— start of Input records —
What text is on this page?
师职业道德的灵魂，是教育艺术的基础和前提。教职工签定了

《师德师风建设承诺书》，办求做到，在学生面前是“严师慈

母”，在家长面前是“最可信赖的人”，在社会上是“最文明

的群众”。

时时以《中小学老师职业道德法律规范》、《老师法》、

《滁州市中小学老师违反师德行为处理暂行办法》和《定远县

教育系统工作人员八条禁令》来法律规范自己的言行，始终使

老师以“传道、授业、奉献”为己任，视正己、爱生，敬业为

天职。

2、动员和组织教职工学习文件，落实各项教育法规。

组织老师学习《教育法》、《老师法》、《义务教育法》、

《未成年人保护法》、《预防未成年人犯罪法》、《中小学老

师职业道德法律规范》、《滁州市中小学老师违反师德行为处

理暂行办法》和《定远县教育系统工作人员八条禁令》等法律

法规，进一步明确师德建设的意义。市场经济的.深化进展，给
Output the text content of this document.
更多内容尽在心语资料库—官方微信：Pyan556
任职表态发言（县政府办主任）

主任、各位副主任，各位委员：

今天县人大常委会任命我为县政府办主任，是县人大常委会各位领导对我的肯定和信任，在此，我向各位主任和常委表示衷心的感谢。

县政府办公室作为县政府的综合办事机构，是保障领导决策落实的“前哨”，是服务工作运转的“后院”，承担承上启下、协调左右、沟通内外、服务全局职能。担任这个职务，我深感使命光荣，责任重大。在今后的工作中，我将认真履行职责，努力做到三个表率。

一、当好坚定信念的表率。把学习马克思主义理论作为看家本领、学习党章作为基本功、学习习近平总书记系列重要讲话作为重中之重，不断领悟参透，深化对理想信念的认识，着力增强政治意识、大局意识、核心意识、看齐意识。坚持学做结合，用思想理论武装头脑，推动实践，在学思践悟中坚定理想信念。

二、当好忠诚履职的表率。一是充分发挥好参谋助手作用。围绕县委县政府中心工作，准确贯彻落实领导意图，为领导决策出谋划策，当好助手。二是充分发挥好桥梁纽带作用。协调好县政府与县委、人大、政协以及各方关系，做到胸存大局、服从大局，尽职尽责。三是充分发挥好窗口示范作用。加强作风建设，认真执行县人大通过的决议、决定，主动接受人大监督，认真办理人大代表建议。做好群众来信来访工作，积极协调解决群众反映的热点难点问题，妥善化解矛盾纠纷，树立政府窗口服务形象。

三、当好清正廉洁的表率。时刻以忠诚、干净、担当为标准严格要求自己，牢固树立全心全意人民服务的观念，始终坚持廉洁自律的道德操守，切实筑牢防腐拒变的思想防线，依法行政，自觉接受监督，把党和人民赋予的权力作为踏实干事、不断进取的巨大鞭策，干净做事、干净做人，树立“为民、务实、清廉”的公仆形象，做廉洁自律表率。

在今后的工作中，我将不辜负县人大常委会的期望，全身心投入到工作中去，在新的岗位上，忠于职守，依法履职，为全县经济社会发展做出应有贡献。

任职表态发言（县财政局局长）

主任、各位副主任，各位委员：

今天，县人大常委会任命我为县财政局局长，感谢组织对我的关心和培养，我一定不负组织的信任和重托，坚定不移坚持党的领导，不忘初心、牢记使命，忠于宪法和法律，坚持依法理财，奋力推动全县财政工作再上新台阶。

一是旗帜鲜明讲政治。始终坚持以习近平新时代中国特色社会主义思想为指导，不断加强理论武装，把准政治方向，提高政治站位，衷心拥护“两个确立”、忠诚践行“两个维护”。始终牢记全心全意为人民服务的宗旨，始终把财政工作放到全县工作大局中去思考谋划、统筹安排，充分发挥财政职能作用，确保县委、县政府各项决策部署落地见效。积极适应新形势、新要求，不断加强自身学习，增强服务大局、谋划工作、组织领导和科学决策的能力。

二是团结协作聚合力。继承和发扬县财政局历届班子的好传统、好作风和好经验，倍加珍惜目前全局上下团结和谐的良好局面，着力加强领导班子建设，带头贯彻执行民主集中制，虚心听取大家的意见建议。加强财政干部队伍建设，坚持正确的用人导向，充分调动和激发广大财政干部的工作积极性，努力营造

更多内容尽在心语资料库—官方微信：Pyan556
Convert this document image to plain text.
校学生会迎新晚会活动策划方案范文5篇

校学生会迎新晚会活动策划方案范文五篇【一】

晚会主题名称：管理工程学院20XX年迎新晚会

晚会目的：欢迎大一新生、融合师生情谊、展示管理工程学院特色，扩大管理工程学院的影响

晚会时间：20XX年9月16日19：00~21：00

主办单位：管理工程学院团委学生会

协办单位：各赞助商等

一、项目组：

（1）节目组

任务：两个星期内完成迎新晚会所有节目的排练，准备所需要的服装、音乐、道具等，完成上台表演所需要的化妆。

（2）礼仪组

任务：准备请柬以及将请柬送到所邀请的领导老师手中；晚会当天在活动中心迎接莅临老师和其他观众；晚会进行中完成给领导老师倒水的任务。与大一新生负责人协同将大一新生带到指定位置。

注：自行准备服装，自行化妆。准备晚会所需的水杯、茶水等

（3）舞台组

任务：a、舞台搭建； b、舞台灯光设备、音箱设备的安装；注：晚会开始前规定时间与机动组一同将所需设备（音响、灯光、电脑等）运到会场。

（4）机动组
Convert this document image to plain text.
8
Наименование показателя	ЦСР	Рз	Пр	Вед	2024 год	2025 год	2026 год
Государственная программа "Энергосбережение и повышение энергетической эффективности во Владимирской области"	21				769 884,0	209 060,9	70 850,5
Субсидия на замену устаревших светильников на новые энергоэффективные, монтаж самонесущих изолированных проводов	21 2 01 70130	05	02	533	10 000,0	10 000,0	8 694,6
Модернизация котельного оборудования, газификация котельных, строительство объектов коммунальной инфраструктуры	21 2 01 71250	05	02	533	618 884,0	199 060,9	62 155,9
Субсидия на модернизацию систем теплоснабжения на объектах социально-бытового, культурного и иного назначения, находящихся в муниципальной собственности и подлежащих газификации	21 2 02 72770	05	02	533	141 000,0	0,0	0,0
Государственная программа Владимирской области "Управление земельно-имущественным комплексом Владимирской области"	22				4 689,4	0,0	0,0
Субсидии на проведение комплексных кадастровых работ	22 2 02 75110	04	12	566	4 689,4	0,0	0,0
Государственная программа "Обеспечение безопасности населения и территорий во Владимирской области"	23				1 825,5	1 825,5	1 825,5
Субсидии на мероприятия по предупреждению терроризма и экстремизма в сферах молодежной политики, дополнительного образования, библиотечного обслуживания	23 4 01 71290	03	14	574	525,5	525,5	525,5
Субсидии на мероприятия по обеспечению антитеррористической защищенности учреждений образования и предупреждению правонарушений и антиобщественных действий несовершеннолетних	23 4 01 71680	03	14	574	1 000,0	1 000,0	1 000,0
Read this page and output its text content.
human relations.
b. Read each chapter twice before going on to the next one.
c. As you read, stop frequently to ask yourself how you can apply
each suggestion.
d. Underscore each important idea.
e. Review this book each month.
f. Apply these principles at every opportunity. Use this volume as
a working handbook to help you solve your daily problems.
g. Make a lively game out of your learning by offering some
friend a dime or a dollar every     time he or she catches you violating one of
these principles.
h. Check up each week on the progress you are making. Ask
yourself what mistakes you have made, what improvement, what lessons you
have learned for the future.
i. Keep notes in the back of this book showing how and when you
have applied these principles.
— end of Input records —
▶ Exercise description
Print every entry exactly as written.

▶ Completed exercise
What text is on this page?
师职业道德的灵魂，是教育艺术的基础和前提。教职工签定了

《师德师风建设承诺书》，办求做到，在学生面前是“严师慈

母”，在家长面前是“最可信赖的人”，在社会上是“最文明

的群众”。

时时以《中小学老师职业道德法律规范》、《老师法》、

《滁州市中小学老师违反师德行为处理暂行办法》和《定远县

教育系统工作人员八条禁令》来法律规范自己的言行，始终使

老师以“传道、授业、奉献”为己任，视正己、爱生，敬业为

天职。

2、动员和组织教职工学习文件，落实各项教育法规。

组织老师学习《教育法》、《老师法》、《义务教育法》、

《未成年人保护法》、《预防未成年人犯罪法》、《中小学老

师职业道德法律规范》、《滁州市中小学老师违反师德行为处

理暂行办法》和《定远县教育系统工作人员八条禁令》等法律

法规，进一步明确师德建设的意义。市场经济的.深化进展，给
Output the text content of this document.
更多内容尽在心语资料库—官方微信：Pyan556
任职表态发言（县政府办主任）

主任、各位副主任，各位委员：

今天县人大常委会任命我为县政府办主任，是县人大常委会各位领导对我的肯定和信任，在此，我向各位主任和常委表示衷心的感谢。

县政府办公室作为县政府的综合办事机构，是保障领导决策落实的“前哨”，是服务工作运转的“后院”，承担承上启下、协调左右、沟通内外、服务全局职能。担任这个职务，我深感使命光荣，责任重大。在今后的工作中，我将认真履行职责，努力做到三个表率。

一、当好坚定信念的表率。把学习马克思主义理论作为看家本领、学习党章作为基本功、学习习近平总书记系列重要讲话作为重中之重，不断领悟参透，深化对理想信念的认识，着力增强政治意识、大局意识、核心意识、看齐意识。坚持学做结合，用思想理论武装头脑，推动实践，在学思践悟中坚定理想信念。

二、当好忠诚履职的表率。一是充分发挥好参谋助手作用。围绕县委县政府中心工作，准确贯彻落实领导意图，为领导决策出谋划策，当好助手。二是充分发挥好桥梁纽带作用。协调好县政府与县委、人大、政协以及各方关系，做到胸存大局、服从大局，尽职尽责。三是充分发挥好窗口示范作用。加强作风建设，认真执行县人大通过的决议、决定，主动接受人大监督，认真办理人大代表建议。做好群众来信来访工作，积极协调解决群众反映的热点难点问题，妥善化解矛盾纠纷，树立政府窗口服务形象。

三、当好清正廉洁的表率。时刻以忠诚、干净、担当为标准严格要求自己，牢固树立全心全意人民服务的观念，始终坚持廉洁自律的道德操守，切实筑牢防腐拒变的思想防线，依法行政，自觉接受监督，把党和人民赋予的权力作为踏实干事、不断进取的巨大鞭策，干净做事、干净做人，树立“为民、务实、清廉”的公仆形象，做廉洁自律表率。

在今后的工作中，我将不辜负县人大常委会的期望，全身心投入到工作中去，在新的岗位上，忠于职守，依法履职，为全县经济社会发展做出应有贡献。

任职表态发言（县财政局局长）

主任、各位副主任，各位委员：

今天，县人大常委会任命我为县财政局局长，感谢组织对我的关心和培养，我一定不负组织的信任和重托，坚定不移坚持党的领导，不忘初心、牢记使命，忠于宪法和法律，坚持依法理财，奋力推动全县财政工作再上新台阶。

一是旗帜鲜明讲政治。始终坚持以习近平新时代中国特色社会主义思想为指导，不断加强理论武装，把准政治方向，提高政治站位，衷心拥护“两个确立”、忠诚践行“两个维护”。始终牢记全心全意为人民服务的宗旨，始终把财政工作放到全县工作大局中去思考谋划、统筹安排，充分发挥财政职能作用，确保县委、县政府各项决策部署落地见效。积极适应新形势、新要求，不断加强自身学习，增强服务大局、谋划工作、组织领导和科学决策的能力。

二是团结协作聚合力。继承和发扬县财政局历届班子的好传统、好作风和好经验，倍加珍惜目前全局上下团结和谐的良好局面，着力加强领导班子建设，带头贯彻执行民主集中制，虚心听取大家的意见建议。加强财政干部队伍建设，坚持正确的用人导向，充分调动和激发广大财政干部的工作积极性，努力营造

更多内容尽在心语资料库—官方微信：Pyan556
Convert this document image to plain text.
校学生会迎新晚会活动策划方案范文5篇

校学生会迎新晚会活动策划方案范文五篇【一】

晚会主题名称：管理工程学院20XX年迎新晚会

晚会目的：欢迎大一新生、融合师生情谊、展示管理工程学院特色，扩大管理工程学院的影响

晚会时间：20XX年9月16日19：00~21：00

主办单位：管理工程学院团委学生会

协办单位：各赞助商等

一、项目组：

（1）节目组

任务：两个星期内完成迎新晚会所有节目的排练，准备所需要的服装、音乐、道具等，完成上台表演所需要的化妆。

（2）礼仪组

任务：准备请柬以及将请柬送到所邀请的领导老师手中；晚会当天在活动中心迎接莅临老师和其他观众；晚会进行中完成给领导老师倒水的任务。与大一新生负责人协同将大一新生带到指定位置。

注：自行准备服装，自行化妆。准备晚会所需的水杯、茶水等

（3）舞台组

任务：a、舞台搭建； b、舞台灯光设备、音箱设备的安装；注：晚会开始前规定时间与机动组一同将所需设备（音响、灯光、电脑等）运到会场。

（4）机动组
Convert this document image to plain text.
8
Наименование показателя	ЦСР	Рз	Пр	Вед	2024 год	2025 год	2026 год
Государственная программа "Энергосбережение и повышение энергетической эффективности во Владимирской области"	21				769 884,0	209 060,9	70 850,5
Субсидия на замену устаревших светильников на новые энергоэффективные, монтаж самонесущих изолированных проводов	21 2 01 70130	05	02	533	10 000,0	10 000,0	8 694,6
Модернизация котельного оборудования, газификация котельных, строительство объектов коммунальной инфраструктуры	21 2 01 71250	05	02	533	618 884,0	199 060,9	62 155,9
Субсидия на модернизацию систем теплоснабжения на объектах социально-бытового, культурного и иного назначения, находящихся в муниципальной собственности и подлежащих газификации	21 2 02 72770	05	02	533	141 000,0	0,0	0,0
Государственная программа Владимирской области "Управление земельно-имущественным комплексом Владимирской области"	22				4 689,4	0,0	0,0
Субсидии на проведение комплексных кадастровых работ	22 2 02 75110	04	12	566	4 689,4	0,0	0,0
Государственная программа "Обеспечение безопасности населения и территорий во Владимирской области"	23				1 825,5	1 825,5	1 825,5
Субсидии на мероприятия по предупреждению терроризма и экстремизма в сферах молодежной политики, дополнительного образования, библиотечного обслуживания	23 4 01 71290	03	14	574	525,5	525,5	525,5
Субсидии на мероприятия по обеспечению антитеррористической защищенности учреждений образования и предупреждению правонарушений и антиобщественных действий несовершеннолетних	23 4 01 71680	03	14	574	1 000,0	1 000,0	1 000,0
Read this page and output its text content.
human relations.
b. Read each chapter twice before going on to the next one.
c. As you read, stop frequently to ask yourself how you can apply
each suggestion.
d. Underscore each important idea.
e. Review this book each month.
f. Apply these principles at every opportunity. Use this volume as
a working handbook to help you solve your daily problems.
g. Make a lively game out of your learning by offering some
friend a dime or a dollar every     time he or she catches you violating one of
these principles.
h. Check up each week on the progress you are making. Ask
yourself what mistakes you have made, what improvement, what lessons you
have learned for the future.
i. Keep notes in the back of this book showing how and when you
have applied these principles.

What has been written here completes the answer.